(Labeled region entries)
+++

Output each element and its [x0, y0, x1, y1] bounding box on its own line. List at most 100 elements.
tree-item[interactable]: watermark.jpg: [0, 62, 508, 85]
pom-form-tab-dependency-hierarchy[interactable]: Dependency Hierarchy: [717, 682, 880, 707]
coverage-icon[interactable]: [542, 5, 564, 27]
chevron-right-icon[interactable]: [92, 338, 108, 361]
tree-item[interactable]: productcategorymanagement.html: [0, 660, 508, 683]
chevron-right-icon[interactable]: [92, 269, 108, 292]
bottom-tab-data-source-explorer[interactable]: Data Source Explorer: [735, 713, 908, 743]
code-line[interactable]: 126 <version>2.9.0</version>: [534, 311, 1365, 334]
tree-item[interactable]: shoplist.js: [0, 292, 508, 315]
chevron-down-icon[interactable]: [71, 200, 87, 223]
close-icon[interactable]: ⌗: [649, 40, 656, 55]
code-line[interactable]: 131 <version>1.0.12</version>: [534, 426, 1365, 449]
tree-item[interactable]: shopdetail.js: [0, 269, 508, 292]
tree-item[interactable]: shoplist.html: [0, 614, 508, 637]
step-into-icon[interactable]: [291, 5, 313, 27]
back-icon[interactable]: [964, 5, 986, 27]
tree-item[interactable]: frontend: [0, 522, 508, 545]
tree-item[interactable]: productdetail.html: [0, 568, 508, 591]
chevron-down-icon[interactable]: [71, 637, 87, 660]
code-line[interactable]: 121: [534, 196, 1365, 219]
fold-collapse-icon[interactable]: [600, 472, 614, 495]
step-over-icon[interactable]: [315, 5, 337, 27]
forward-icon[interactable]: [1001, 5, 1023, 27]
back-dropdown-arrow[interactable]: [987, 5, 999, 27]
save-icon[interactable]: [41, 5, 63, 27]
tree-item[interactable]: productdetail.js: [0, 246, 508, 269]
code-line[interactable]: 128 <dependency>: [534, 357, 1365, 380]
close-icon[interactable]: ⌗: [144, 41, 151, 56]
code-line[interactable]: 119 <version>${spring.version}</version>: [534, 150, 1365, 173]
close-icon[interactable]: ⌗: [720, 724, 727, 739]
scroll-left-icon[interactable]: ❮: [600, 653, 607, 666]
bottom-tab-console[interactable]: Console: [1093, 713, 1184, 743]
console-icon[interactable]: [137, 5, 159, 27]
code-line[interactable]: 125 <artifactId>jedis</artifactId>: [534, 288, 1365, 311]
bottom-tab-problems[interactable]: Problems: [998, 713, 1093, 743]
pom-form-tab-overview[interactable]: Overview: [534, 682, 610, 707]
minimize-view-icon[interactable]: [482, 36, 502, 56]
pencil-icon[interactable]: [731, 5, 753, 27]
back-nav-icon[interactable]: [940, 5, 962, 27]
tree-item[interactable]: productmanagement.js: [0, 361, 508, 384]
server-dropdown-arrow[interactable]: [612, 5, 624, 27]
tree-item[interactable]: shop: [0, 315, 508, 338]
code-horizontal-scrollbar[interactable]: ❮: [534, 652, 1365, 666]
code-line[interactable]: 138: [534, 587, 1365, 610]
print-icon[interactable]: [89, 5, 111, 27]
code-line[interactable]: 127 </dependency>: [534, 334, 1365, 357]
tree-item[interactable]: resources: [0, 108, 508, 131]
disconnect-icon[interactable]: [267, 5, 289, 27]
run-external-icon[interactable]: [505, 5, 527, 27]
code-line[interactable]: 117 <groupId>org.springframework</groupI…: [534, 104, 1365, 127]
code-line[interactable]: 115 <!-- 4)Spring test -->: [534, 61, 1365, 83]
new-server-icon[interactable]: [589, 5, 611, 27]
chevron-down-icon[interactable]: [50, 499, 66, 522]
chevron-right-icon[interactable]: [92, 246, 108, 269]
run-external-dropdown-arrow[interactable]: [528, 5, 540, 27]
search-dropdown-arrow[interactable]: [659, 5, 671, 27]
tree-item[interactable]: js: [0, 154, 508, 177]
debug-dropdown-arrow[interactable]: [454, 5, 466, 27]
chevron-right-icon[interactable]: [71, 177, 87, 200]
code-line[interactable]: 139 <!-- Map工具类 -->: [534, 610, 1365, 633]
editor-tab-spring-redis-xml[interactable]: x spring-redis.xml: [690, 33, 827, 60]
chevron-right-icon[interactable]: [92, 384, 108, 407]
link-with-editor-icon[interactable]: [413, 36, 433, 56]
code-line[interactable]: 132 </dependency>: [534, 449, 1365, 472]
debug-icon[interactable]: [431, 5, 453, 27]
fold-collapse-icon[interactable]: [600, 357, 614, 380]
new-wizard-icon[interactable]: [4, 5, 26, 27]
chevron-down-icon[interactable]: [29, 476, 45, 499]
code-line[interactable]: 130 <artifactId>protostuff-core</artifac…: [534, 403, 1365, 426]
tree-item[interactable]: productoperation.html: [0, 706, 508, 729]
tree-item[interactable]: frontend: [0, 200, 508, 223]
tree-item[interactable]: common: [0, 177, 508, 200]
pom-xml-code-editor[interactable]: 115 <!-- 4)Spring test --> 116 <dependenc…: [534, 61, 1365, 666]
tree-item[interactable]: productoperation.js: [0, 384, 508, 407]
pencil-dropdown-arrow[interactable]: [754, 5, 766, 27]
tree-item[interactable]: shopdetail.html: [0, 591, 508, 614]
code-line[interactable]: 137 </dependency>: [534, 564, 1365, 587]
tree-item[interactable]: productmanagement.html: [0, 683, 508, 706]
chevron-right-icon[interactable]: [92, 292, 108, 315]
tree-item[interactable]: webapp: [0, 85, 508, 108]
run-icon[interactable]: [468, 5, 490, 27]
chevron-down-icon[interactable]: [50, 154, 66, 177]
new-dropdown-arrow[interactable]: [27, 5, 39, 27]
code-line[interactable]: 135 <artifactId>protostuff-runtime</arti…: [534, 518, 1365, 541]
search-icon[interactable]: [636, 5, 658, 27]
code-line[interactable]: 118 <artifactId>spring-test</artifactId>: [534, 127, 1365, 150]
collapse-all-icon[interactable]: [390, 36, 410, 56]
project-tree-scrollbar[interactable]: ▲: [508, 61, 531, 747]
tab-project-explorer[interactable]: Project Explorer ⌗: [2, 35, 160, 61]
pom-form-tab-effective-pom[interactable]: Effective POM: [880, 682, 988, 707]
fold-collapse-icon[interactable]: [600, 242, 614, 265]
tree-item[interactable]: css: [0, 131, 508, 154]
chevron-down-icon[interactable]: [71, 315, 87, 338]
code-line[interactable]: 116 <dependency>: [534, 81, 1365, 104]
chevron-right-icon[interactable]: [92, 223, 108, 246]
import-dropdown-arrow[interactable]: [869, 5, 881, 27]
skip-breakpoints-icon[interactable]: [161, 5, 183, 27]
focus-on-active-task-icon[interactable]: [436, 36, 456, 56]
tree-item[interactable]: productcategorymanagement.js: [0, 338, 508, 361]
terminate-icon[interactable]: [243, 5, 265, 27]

+++

(What this task involves)
Duplicate every line of the records above, copying each one without any change.

(Complete answer)
Output each element and its [x0, y0, x1, y1] bounding box on its own line. List at most 100 elements.
tree-item[interactable]: watermark.jpg: [0, 62, 508, 85]
pom-form-tab-dependency-hierarchy[interactable]: Dependency Hierarchy: [717, 682, 880, 707]
coverage-icon[interactable]: [542, 5, 564, 27]
chevron-right-icon[interactable]: [92, 338, 108, 361]
tree-item[interactable]: productcategorymanagement.html: [0, 660, 508, 683]
chevron-right-icon[interactable]: [92, 269, 108, 292]
bottom-tab-data-source-explorer[interactable]: Data Source Explorer: [735, 713, 908, 743]
code-line[interactable]: 126 <version>2.9.0</version>: [534, 311, 1365, 334]
tree-item[interactable]: shoplist.js: [0, 292, 508, 315]
chevron-down-icon[interactable]: [71, 200, 87, 223]
close-icon[interactable]: ⌗: [649, 40, 656, 55]
code-line[interactable]: 131 <version>1.0.12</version>: [534, 426, 1365, 449]
tree-item[interactable]: shopdetail.js: [0, 269, 508, 292]
tree-item[interactable]: shoplist.html: [0, 614, 508, 637]
step-into-icon[interactable]: [291, 5, 313, 27]
back-icon[interactable]: [964, 5, 986, 27]
tree-item[interactable]: frontend: [0, 522, 508, 545]
tree-item[interactable]: productdetail.html: [0, 568, 508, 591]
chevron-down-icon[interactable]: [71, 637, 87, 660]
code-line[interactable]: 121: [534, 196, 1365, 219]
fold-collapse-icon[interactable]: [600, 472, 614, 495]
step-over-icon[interactable]: [315, 5, 337, 27]
forward-icon[interactable]: [1001, 5, 1023, 27]
back-dropdown-arrow[interactable]: [987, 5, 999, 27]
save-icon[interactable]: [41, 5, 63, 27]
tree-item[interactable]: productdetail.js: [0, 246, 508, 269]
code-line[interactable]: 128 <dependency>: [534, 357, 1365, 380]
close-icon[interactable]: ⌗: [144, 41, 151, 56]
code-line[interactable]: 119 <version>${spring.version}</version>: [534, 150, 1365, 173]
close-icon[interactable]: ⌗: [720, 724, 727, 739]
scroll-left-icon[interactable]: ❮: [600, 653, 607, 666]
bottom-tab-console[interactable]: Console: [1093, 713, 1184, 743]
console-icon[interactable]: [137, 5, 159, 27]
code-line[interactable]: 125 <artifactId>jedis</artifactId>: [534, 288, 1365, 311]
bottom-tab-problems[interactable]: Problems: [998, 713, 1093, 743]
pom-form-tab-overview[interactable]: Overview: [534, 682, 610, 707]
minimize-view-icon[interactable]: [482, 36, 502, 56]
pencil-icon[interactable]: [731, 5, 753, 27]
back-nav-icon[interactable]: [940, 5, 962, 27]
tree-item[interactable]: productmanagement.js: [0, 361, 508, 384]
server-dropdown-arrow[interactable]: [612, 5, 624, 27]
tree-item[interactable]: shop: [0, 315, 508, 338]
code-horizontal-scrollbar[interactable]: ❮: [534, 652, 1365, 666]
code-line[interactable]: 138: [534, 587, 1365, 610]
print-icon[interactable]: [89, 5, 111, 27]
code-line[interactable]: 127 </dependency>: [534, 334, 1365, 357]
tree-item[interactable]: resources: [0, 108, 508, 131]
disconnect-icon[interactable]: [267, 5, 289, 27]
run-external-icon[interactable]: [505, 5, 527, 27]
code-line[interactable]: 117 <groupId>org.springframework</groupI…: [534, 104, 1365, 127]
code-line[interactable]: 115 <!-- 4)Spring test -->: [534, 61, 1365, 83]
new-server-icon[interactable]: [589, 5, 611, 27]
chevron-down-icon[interactable]: [50, 499, 66, 522]
chevron-right-icon[interactable]: [92, 246, 108, 269]
run-external-dropdown-arrow[interactable]: [528, 5, 540, 27]
search-dropdown-arrow[interactable]: [659, 5, 671, 27]
tree-item[interactable]: js: [0, 154, 508, 177]
debug-dropdown-arrow[interactable]: [454, 5, 466, 27]
chevron-right-icon[interactable]: [71, 177, 87, 200]
code-line[interactable]: 139 <!-- Map工具类 -->: [534, 610, 1365, 633]
editor-tab-spring-redis-xml[interactable]: x spring-redis.xml: [690, 33, 827, 60]
chevron-right-icon[interactable]: [92, 384, 108, 407]
link-with-editor-icon[interactable]: [413, 36, 433, 56]
code-line[interactable]: 132 </dependency>: [534, 449, 1365, 472]
debug-icon[interactable]: [431, 5, 453, 27]
fold-collapse-icon[interactable]: [600, 357, 614, 380]
new-wizard-icon[interactable]: [4, 5, 26, 27]
chevron-down-icon[interactable]: [29, 476, 45, 499]
code-line[interactable]: 130 <artifactId>protostuff-core</artifac…: [534, 403, 1365, 426]
tree-item[interactable]: productoperation.html: [0, 706, 508, 729]
tree-item[interactable]: frontend: [0, 200, 508, 223]
tree-item[interactable]: common: [0, 177, 508, 200]
pom-xml-code-editor[interactable]: 115 <!-- 4)Spring test --> 116 <dependenc…: [534, 61, 1365, 666]
tree-item[interactable]: productoperation.js: [0, 384, 508, 407]
pencil-dropdown-arrow[interactable]: [754, 5, 766, 27]
tree-item[interactable]: shopdetail.html: [0, 591, 508, 614]
code-line[interactable]: 137 </dependency>: [534, 564, 1365, 587]
tree-item[interactable]: productmanagement.html: [0, 683, 508, 706]
chevron-right-icon[interactable]: [92, 292, 108, 315]
tree-item[interactable]: webapp: [0, 85, 508, 108]
run-icon[interactable]: [468, 5, 490, 27]
chevron-down-icon[interactable]: [50, 154, 66, 177]
new-dropdown-arrow[interactable]: [27, 5, 39, 27]
code-line[interactable]: 135 <artifactId>protostuff-runtime</arti…: [534, 518, 1365, 541]
search-icon[interactable]: [636, 5, 658, 27]
code-line[interactable]: 118 <artifactId>spring-test</artifactId>: [534, 127, 1365, 150]
collapse-all-icon[interactable]: [390, 36, 410, 56]
project-tree-scrollbar[interactable]: ▲: [508, 61, 531, 747]
tab-project-explorer[interactable]: Project Explorer ⌗: [2, 35, 160, 61]
pom-form-tab-effective-pom[interactable]: Effective POM: [880, 682, 988, 707]
fold-collapse-icon[interactable]: [600, 242, 614, 265]
tree-item[interactable]: css: [0, 131, 508, 154]
chevron-down-icon[interactable]: [71, 315, 87, 338]
code-line[interactable]: 116 <dependency>: [534, 81, 1365, 104]
chevron-right-icon[interactable]: [92, 223, 108, 246]
import-dropdown-arrow[interactable]: [869, 5, 881, 27]
skip-breakpoints-icon[interactable]: [161, 5, 183, 27]
focus-on-active-task-icon[interactable]: [436, 36, 456, 56]
tree-item[interactable]: productcategorymanagement.js: [0, 338, 508, 361]
terminate-icon[interactable]: [243, 5, 265, 27]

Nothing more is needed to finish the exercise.